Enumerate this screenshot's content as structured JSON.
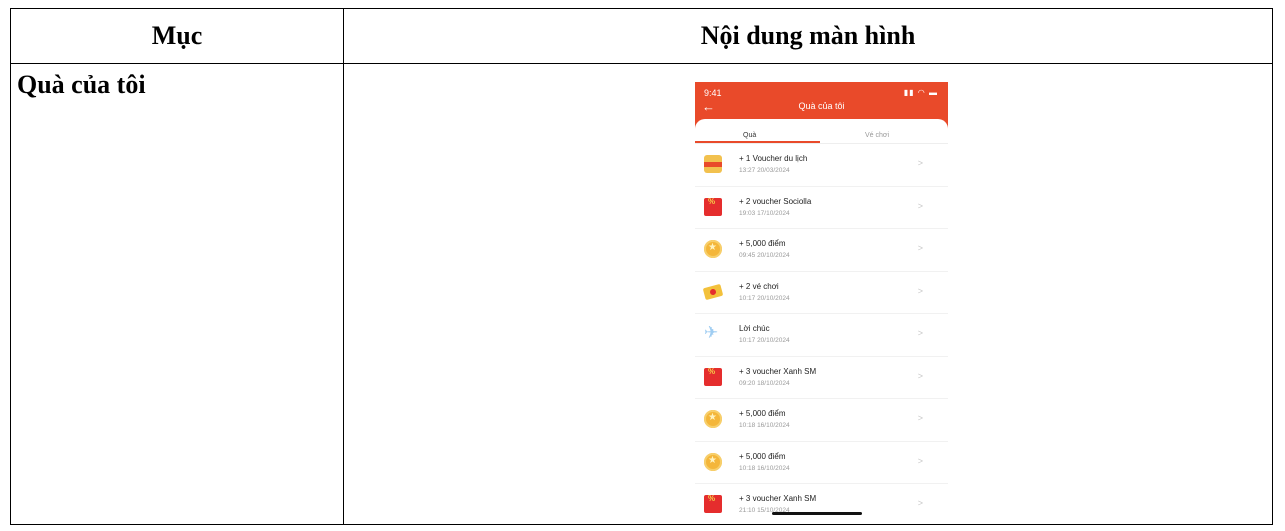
{
  "table": {
    "col1_header": "Mục",
    "col2_header": "Nội dung màn hình",
    "row_label": "Quà của tôi"
  },
  "phone": {
    "status_time": "9:41",
    "status_icons": "▮▮ ◠ ▬",
    "title": "Quà của tôi",
    "tabs": [
      {
        "label": "Quà",
        "active": true
      },
      {
        "label": "Vé chơi",
        "active": false
      }
    ],
    "items": [
      {
        "icon": "wallet-icon",
        "title": "+ 1 Voucher du lịch",
        "time": "13:27 20/03/2024"
      },
      {
        "icon": "red-envelope-icon",
        "title": "+ 2 voucher Sociolla",
        "time": "19:03 17/10/2024"
      },
      {
        "icon": "coin-icon",
        "title": "+ 5,000 điểm",
        "time": "09:45 20/10/2024"
      },
      {
        "icon": "ticket-icon",
        "title": "+ 2 vé chơi",
        "time": "10:17 20/10/2024"
      },
      {
        "icon": "paper-plane-icon",
        "title": "Lời chúc",
        "time": "10:17 20/10/2024"
      },
      {
        "icon": "red-envelope-icon",
        "title": "+ 3 voucher Xanh SM",
        "time": "09:20 18/10/2024"
      },
      {
        "icon": "coin-icon",
        "title": "+ 5,000 điểm",
        "time": "10:18 16/10/2024"
      },
      {
        "icon": "coin-icon",
        "title": "+ 5,000 điểm",
        "time": "10:18 16/10/2024"
      },
      {
        "icon": "red-envelope-icon",
        "title": "+ 3 voucher Xanh SM",
        "time": "21:10 15/10/2024"
      }
    ],
    "colors": {
      "accent": "#e94a2a"
    }
  }
}
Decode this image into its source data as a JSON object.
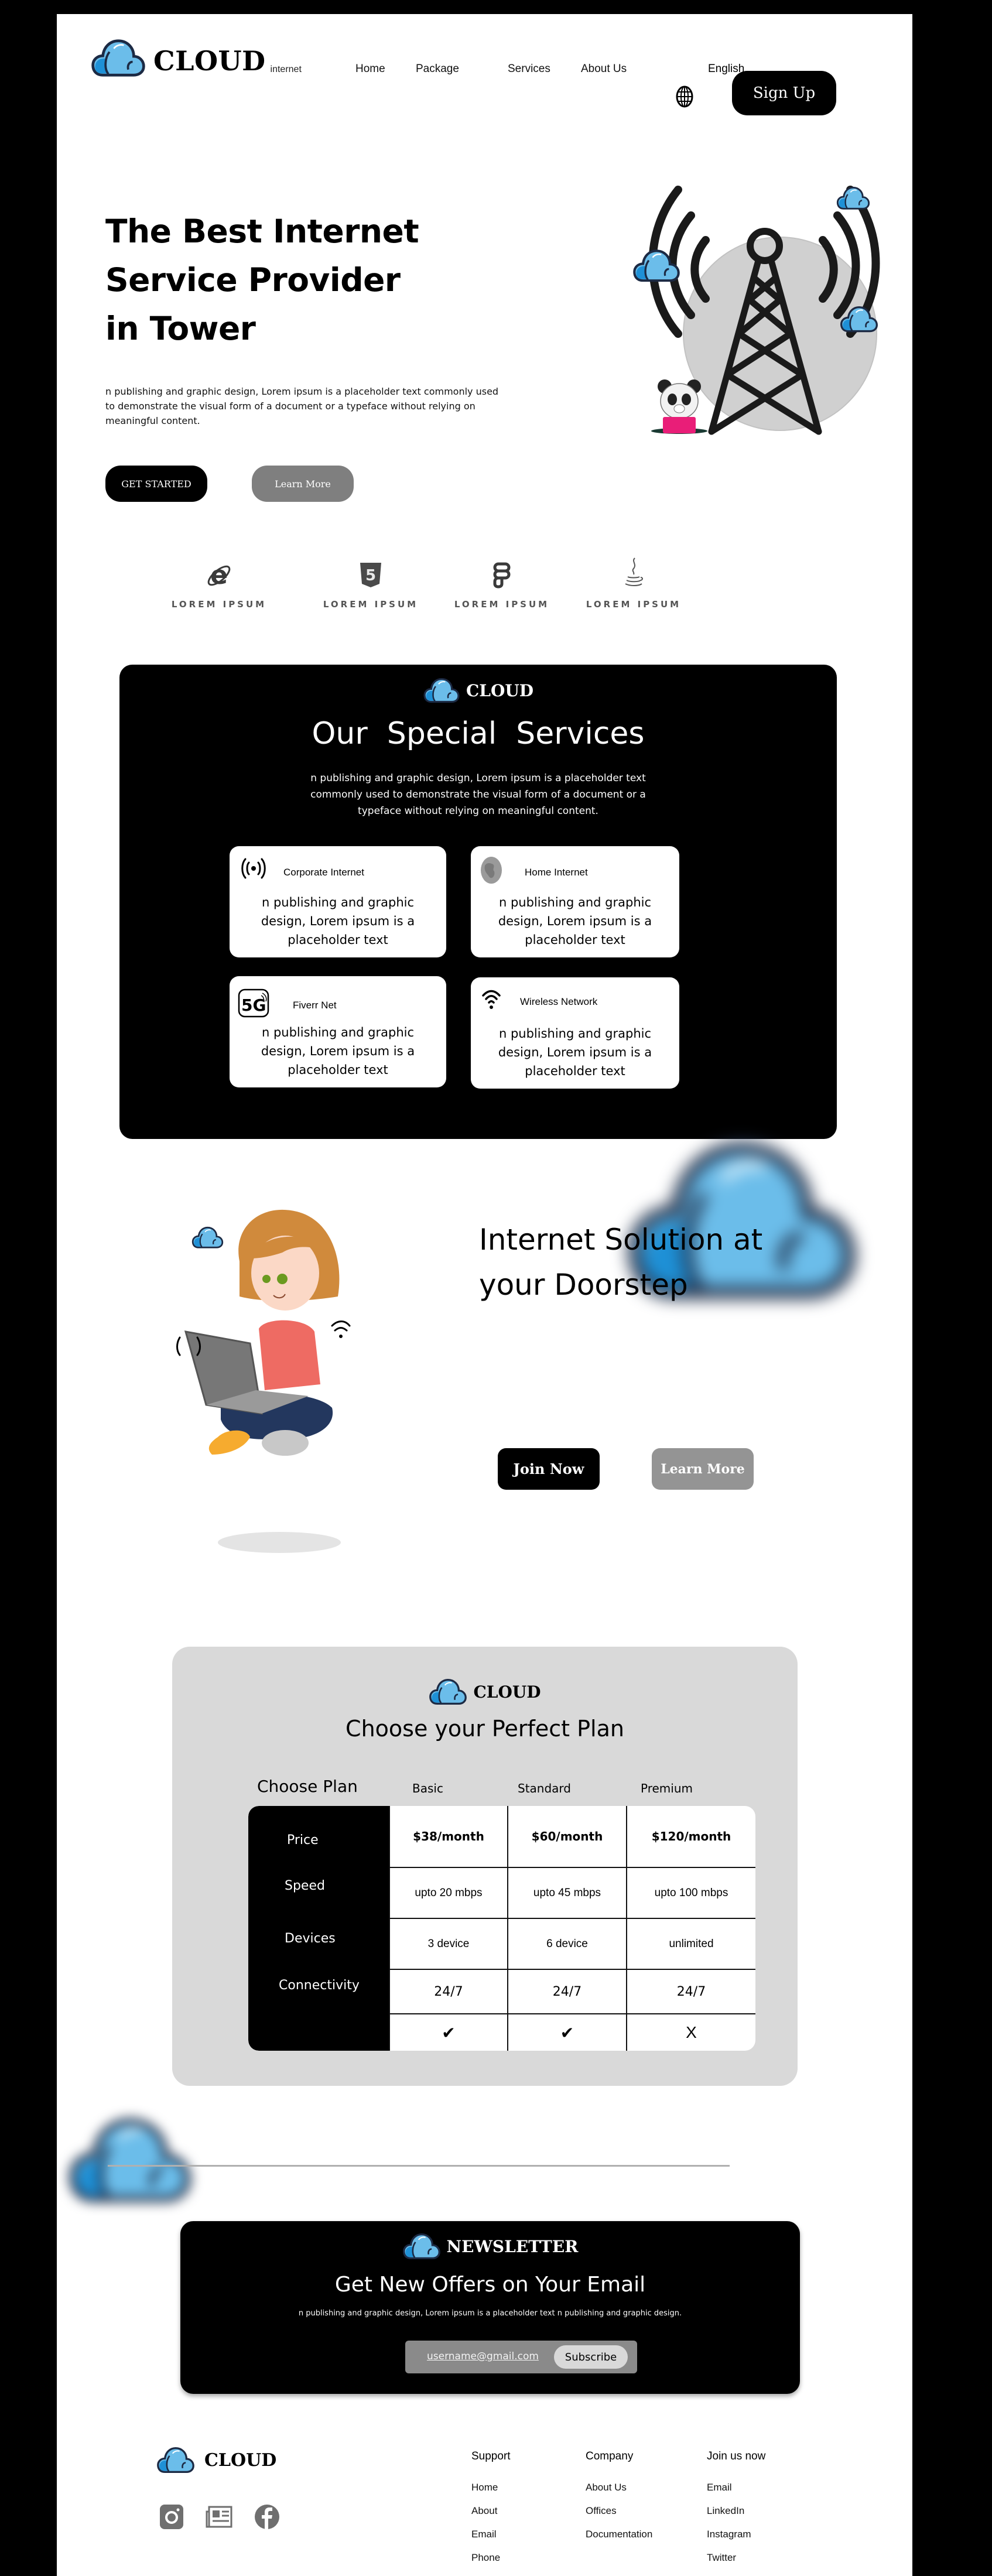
{
  "header": {
    "brand": "CLOUD",
    "brand_sub": "internet",
    "nav": [
      "Home",
      "Package",
      "Services",
      "About Us"
    ],
    "language": "English",
    "signup_label": "Sign Up"
  },
  "hero": {
    "title_lines": [
      "The Best Internet",
      "Service Provider",
      "in Tower"
    ],
    "description": "n publishing and graphic design, Lorem ipsum is a placeholder text commonly used to demonstrate the visual form of a document or a typeface without relying on meaningful content.",
    "primary_cta": "GET STARTED",
    "secondary_cta": "Learn More"
  },
  "partners": [
    {
      "icon": "internet-explorer-icon",
      "label": "LOREM IPSUM"
    },
    {
      "icon": "html5-icon",
      "label": "LOREM IPSUM"
    },
    {
      "icon": "figma-icon",
      "label": "LOREM IPSUM"
    },
    {
      "icon": "java-icon",
      "label": "LOREM IPSUM"
    }
  ],
  "services": {
    "brand": "CLOUD",
    "title": "Our  Special  Services",
    "description": "n publishing and graphic design, Lorem ipsum is a placeholder text commonly used to demonstrate the visual form of a document or a typeface without relying on meaningful content.",
    "cards": [
      {
        "icon": "broadcast-signal-icon",
        "title": "Corporate Internet",
        "text": "n publishing and graphic design, Lorem ipsum is a placeholder text"
      },
      {
        "icon": "globe-icon",
        "title": "Home Internet",
        "text": "n publishing and graphic design, Lorem ipsum is a placeholder text"
      },
      {
        "icon": "5g-icon",
        "title": "Fiverr Net",
        "text": "n publishing and graphic design, Lorem ipsum is a placeholder text"
      },
      {
        "icon": "wifi-icon",
        "title": "Wireless Network",
        "text": "n publishing and graphic design, Lorem ipsum is a placeholder text"
      }
    ]
  },
  "doorstep": {
    "title_lines": [
      "Internet Solution at",
      "your Doorstep"
    ],
    "join_label": "Join Now",
    "learn_label": "Learn More"
  },
  "plans": {
    "brand": "CLOUD",
    "title": "Choose your Perfect Plan",
    "corner_label": "Choose Plan",
    "columns": [
      "Basic",
      "Standard",
      "Premium"
    ],
    "rows": [
      {
        "label": "Price",
        "values": [
          "$38/month",
          "$60/month",
          "$120/month"
        ]
      },
      {
        "label": "Speed",
        "values": [
          "upto 20 mbps",
          "upto 45 mbps",
          "upto 100 mbps"
        ]
      },
      {
        "label": "Devices",
        "values": [
          "3 device",
          "6 device",
          "unlimited"
        ]
      },
      {
        "label": "Connectivity",
        "values": [
          "24/7",
          "24/7",
          "24/7"
        ]
      },
      {
        "label": "",
        "values": [
          "✔",
          "✔",
          "X"
        ]
      }
    ]
  },
  "newsletter": {
    "brand": "NEWSLETTER",
    "title": "Get New Offers on Your Email",
    "description": "n publishing and graphic design, Lorem ipsum is a placeholder text n publishing and graphic design.",
    "email_value": "username@gmail.com",
    "subscribe_label": "Subscribe"
  },
  "footer": {
    "brand": "CLOUD",
    "social": [
      "instagram-icon",
      "news-icon",
      "facebook-icon"
    ],
    "columns": [
      {
        "title": "Support",
        "links": [
          "Home",
          "About",
          "Email",
          "Phone"
        ]
      },
      {
        "title": "Company",
        "links": [
          "About Us",
          "Offices",
          "Documentation"
        ]
      },
      {
        "title": "Join us now",
        "links": [
          "Email",
          "LinkedIn",
          "Instagram",
          "Twitter"
        ]
      }
    ]
  },
  "colors": {
    "cloud_light": "#6bbdea",
    "cloud_dark": "#1e90d6",
    "cloud_outline": "#1c2a44",
    "panel_gray": "#d9d9d9",
    "button_gray": "#7f7f7f"
  }
}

# # #

Reproduce all of the data exactly, omitting each picture it holds.

Enumerate this screenshot's content as structured JSON.
{
  "table": {
    "col1_header": "Mục",
    "col2_header": "Nội dung màn hình",
    "row_label": "Quà của tôi"
  },
  "phone": {
    "status_time": "9:41",
    "status_icons": "▮▮ ◠ ▬",
    "title": "Quà của tôi",
    "tabs": [
      {
        "label": "Quà",
        "active": true
      },
      {
        "label": "Vé chơi",
        "active": false
      }
    ],
    "items": [
      {
        "icon": "wallet-icon",
        "title": "+ 1 Voucher du lịch",
        "time": "13:27 20/03/2024"
      },
      {
        "icon": "red-envelope-icon",
        "title": "+ 2 voucher Sociolla",
        "time": "19:03 17/10/2024"
      },
      {
        "icon": "coin-icon",
        "title": "+ 5,000 điểm",
        "time": "09:45 20/10/2024"
      },
      {
        "icon": "ticket-icon",
        "title": "+ 2 vé chơi",
        "time": "10:17 20/10/2024"
      },
      {
        "icon": "paper-plane-icon",
        "title": "Lời chúc",
        "time": "10:17 20/10/2024"
      },
      {
        "icon": "red-envelope-icon",
        "title": "+ 3 voucher Xanh SM",
        "time": "09:20 18/10/2024"
      },
      {
        "icon": "coin-icon",
        "title": "+ 5,000 điểm",
        "time": "10:18 16/10/2024"
      },
      {
        "icon": "coin-icon",
        "title": "+ 5,000 điểm",
        "time": "10:18 16/10/2024"
      },
      {
        "icon": "red-envelope-icon",
        "title": "+ 3 voucher Xanh SM",
        "time": "21:10 15/10/2024"
      }
    ],
    "colors": {
      "accent": "#e94a2a"
    }
  }
}
Decode this image into its source data as a JSON object.
{
  "header": {
    "brand": "CLOUD",
    "brand_sub": "internet",
    "nav": [
      "Home",
      "Package",
      "Services",
      "About Us"
    ],
    "language": "English",
    "signup_label": "Sign Up"
  },
  "hero": {
    "title_lines": [
      "The Best Internet",
      "Service Provider",
      "in Tower"
    ],
    "description": "n publishing and graphic design, Lorem ipsum is a placeholder text commonly used to demonstrate the visual form of a document or a typeface without relying on meaningful content.",
    "primary_cta": "GET STARTED",
    "secondary_cta": "Learn More"
  },
  "partners": [
    {
      "icon": "internet-explorer-icon",
      "label": "LOREM IPSUM"
    },
    {
      "icon": "html5-icon",
      "label": "LOREM IPSUM"
    },
    {
      "icon": "figma-icon",
      "label": "LOREM IPSUM"
    },
    {
      "icon": "java-icon",
      "label": "LOREM IPSUM"
    }
  ],
  "services": {
    "brand": "CLOUD",
    "title": "Our  Special  Services",
    "description": "n publishing and graphic design, Lorem ipsum is a placeholder text commonly used to demonstrate the visual form of a document or a typeface without relying on meaningful content.",
    "cards": [
      {
        "icon": "broadcast-signal-icon",
        "title": "Corporate Internet",
        "text": "n publishing and graphic design, Lorem ipsum is a placeholder text"
      },
      {
        "icon": "globe-icon",
        "title": "Home Internet",
        "text": "n publishing and graphic design, Lorem ipsum is a placeholder text"
      },
      {
        "icon": "5g-icon",
        "title": "Fiverr Net",
        "text": "n publishing and graphic design, Lorem ipsum is a placeholder text"
      },
      {
        "icon": "wifi-icon",
        "title": "Wireless Network",
        "text": "n publishing and graphic design, Lorem ipsum is a placeholder text"
      }
    ]
  },
  "doorstep": {
    "title_lines": [
      "Internet Solution at",
      "your Doorstep"
    ],
    "join_label": "Join Now",
    "learn_label": "Learn More"
  },
  "plans": {
    "brand": "CLOUD",
    "title": "Choose your Perfect Plan",
    "corner_label": "Choose Plan",
    "columns": [
      "Basic",
      "Standard",
      "Premium"
    ],
    "rows": [
      {
        "label": "Price",
        "values": [
          "$38/month",
          "$60/month",
          "$120/month"
        ]
      },
      {
        "label": "Speed",
        "values": [
          "upto 20 mbps",
          "upto 45 mbps",
          "upto 100 mbps"
        ]
      },
      {
        "label": "Devices",
        "values": [
          "3 device",
          "6 device",
          "unlimited"
        ]
      },
      {
        "label": "Connectivity",
        "values": [
          "24/7",
          "24/7",
          "24/7"
        ]
      },
      {
        "label": "",
        "values": [
          "✔",
          "✔",
          "X"
        ]
      }
    ]
  },
  "newsletter": {
    "brand": "NEWSLETTER",
    "title": "Get New Offers on Your Email",
    "description": "n publishing and graphic design, Lorem ipsum is a placeholder text n publishing and graphic design.",
    "email_value": "username@gmail.com",
    "subscribe_label": "Subscribe"
  },
  "footer": {
    "brand": "CLOUD",
    "social": [
      "instagram-icon",
      "news-icon",
      "facebook-icon"
    ],
    "columns": [
      {
        "title": "Support",
        "links": [
          "Home",
          "About",
          "Email",
          "Phone"
        ]
      },
      {
        "title": "Company",
        "links": [
          "About Us",
          "Offices",
          "Documentation"
        ]
      },
      {
        "title": "Join us now",
        "links": [
          "Email",
          "LinkedIn",
          "Instagram",
          "Twitter"
        ]
      }
    ]
  },
  "colors": {
    "cloud_light": "#6bbdea",
    "cloud_dark": "#1e90d6",
    "cloud_outline": "#1c2a44",
    "panel_gray": "#d9d9d9",
    "button_gray": "#7f7f7f"
  }
}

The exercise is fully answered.